------ Given records ------

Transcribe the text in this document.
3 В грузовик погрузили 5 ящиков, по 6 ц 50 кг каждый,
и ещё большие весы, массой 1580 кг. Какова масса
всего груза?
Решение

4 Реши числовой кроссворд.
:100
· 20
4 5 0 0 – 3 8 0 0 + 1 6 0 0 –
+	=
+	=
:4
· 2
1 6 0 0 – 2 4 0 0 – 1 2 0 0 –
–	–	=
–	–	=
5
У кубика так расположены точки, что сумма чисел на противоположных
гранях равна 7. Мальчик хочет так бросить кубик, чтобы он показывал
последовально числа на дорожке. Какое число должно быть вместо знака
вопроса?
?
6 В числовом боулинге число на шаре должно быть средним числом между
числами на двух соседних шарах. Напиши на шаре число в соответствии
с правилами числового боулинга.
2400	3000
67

------

» **Task goal**
Copy down the whole of the data above, matching it exactly.

» **Result for this exercise**
Transcribe the text in this document.
3 В грузовик погрузили 5 ящиков, по 6 ц 50 кг каждый,
и ещё большие весы, массой 1580 кг. Какова масса
всего груза?
Решение

4 Реши числовой кроссворд.
:100
· 20
4 5 0 0 – 3 8 0 0 + 1 6 0 0 –
+	=
+	=
:4
· 2
1 6 0 0 – 2 4 0 0 – 1 2 0 0 –
–	–	=
–	–	=
5
У кубика так расположены точки, что сумма чисел на противоположных
гранях равна 7. Мальчик хочет так бросить кубик, чтобы он показывал
последовально числа на дорожке. Какое число должно быть вместо знака
вопроса?
?
6 В числовом боулинге число на шаре должно быть средним числом между
числами на двух соседних шарах. Напиши на шаре число в соответствии
с правилами числового боулинга.
2400	3000
67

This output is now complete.